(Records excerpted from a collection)
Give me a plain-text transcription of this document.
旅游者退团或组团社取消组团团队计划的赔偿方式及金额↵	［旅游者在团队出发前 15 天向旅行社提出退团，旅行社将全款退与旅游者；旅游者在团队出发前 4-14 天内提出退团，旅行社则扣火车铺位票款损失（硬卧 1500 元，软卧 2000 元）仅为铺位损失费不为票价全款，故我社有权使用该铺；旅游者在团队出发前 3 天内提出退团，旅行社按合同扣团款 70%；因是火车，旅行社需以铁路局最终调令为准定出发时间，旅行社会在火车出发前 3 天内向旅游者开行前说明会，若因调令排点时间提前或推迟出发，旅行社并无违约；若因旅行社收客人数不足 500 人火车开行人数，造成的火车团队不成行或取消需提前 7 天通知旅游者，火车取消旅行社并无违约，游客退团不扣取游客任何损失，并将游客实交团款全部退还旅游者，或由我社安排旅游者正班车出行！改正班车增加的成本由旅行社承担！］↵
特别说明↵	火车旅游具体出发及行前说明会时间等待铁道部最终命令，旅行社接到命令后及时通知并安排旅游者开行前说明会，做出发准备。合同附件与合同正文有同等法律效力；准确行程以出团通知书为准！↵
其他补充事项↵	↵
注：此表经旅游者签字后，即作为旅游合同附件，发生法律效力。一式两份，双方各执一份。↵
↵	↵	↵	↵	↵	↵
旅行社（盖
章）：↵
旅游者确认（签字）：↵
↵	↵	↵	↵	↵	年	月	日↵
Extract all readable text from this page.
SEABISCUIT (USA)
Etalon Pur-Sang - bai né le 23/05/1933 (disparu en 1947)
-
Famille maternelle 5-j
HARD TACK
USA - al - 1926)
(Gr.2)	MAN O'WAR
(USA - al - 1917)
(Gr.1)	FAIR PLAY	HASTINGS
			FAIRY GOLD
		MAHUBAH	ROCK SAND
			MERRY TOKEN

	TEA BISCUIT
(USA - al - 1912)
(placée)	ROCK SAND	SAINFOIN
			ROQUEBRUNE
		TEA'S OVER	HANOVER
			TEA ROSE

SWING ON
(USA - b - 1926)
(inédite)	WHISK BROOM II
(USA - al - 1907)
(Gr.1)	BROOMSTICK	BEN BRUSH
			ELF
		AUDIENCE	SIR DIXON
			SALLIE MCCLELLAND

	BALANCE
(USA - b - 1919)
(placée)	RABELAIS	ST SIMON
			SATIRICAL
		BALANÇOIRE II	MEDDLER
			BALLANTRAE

■ **AIM**
Return each line of the records above exactly as it reads.

■ **TASK SOLUTION**
Give me a plain-text transcription of this document.
旅游者退团或组团社取消组团团队计划的赔偿方式及金额↵	［旅游者在团队出发前 15 天向旅行社提出退团，旅行社将全款退与旅游者；旅游者在团队出发前 4-14 天内提出退团，旅行社则扣火车铺位票款损失（硬卧 1500 元，软卧 2000 元）仅为铺位损失费不为票价全款，故我社有权使用该铺；旅游者在团队出发前 3 天内提出退团，旅行社按合同扣团款 70%；因是火车，旅行社需以铁路局最终调令为准定出发时间，旅行社会在火车出发前 3 天内向旅游者开行前说明会，若因调令排点时间提前或推迟出发，旅行社并无违约；若因旅行社收客人数不足 500 人火车开行人数，造成的火车团队不成行或取消需提前 7 天通知旅游者，火车取消旅行社并无违约，游客退团不扣取游客任何损失，并将游客实交团款全部退还旅游者，或由我社安排旅游者正班车出行！改正班车增加的成本由旅行社承担！］↵
特别说明↵	火车旅游具体出发及行前说明会时间等待铁道部最终命令，旅行社接到命令后及时通知并安排旅游者开行前说明会，做出发准备。合同附件与合同正文有同等法律效力；准确行程以出团通知书为准！↵
其他补充事项↵	↵
注：此表经旅游者签字后，即作为旅游合同附件，发生法律效力。一式两份，双方各执一份。↵
↵	↵	↵	↵	↵	↵
旅行社（盖
章）：↵
旅游者确认（签字）：↵
↵	↵	↵	↵	↵	年	月	日↵
Extract all readable text from this page.
SEABISCUIT (USA)
Etalon Pur-Sang - bai né le 23/05/1933 (disparu en 1947)
-
Famille maternelle 5-j
HARD TACK
USA - al - 1926)
(Gr.2)	MAN O'WAR
(USA - al - 1917)
(Gr.1)	FAIR PLAY	HASTINGS
			FAIRY GOLD
		MAHUBAH	ROCK SAND
			MERRY TOKEN

	TEA BISCUIT
(USA - al - 1912)
(placée)	ROCK SAND	SAINFOIN
			ROQUEBRUNE
		TEA'S OVER	HANOVER
			TEA ROSE

SWING ON
(USA - b - 1926)
(inédite)	WHISK BROOM II
(USA - al - 1907)
(Gr.1)	BROOMSTICK	BEN BRUSH
			ELF
		AUDIENCE	SIR DIXON
			SALLIE MCCLELLAND

	BALANCE
(USA - b - 1919)
(placée)	RABELAIS	ST SIMON
			SATIRICAL
		BALANÇOIRE II	MEDDLER
			BALLANTRAE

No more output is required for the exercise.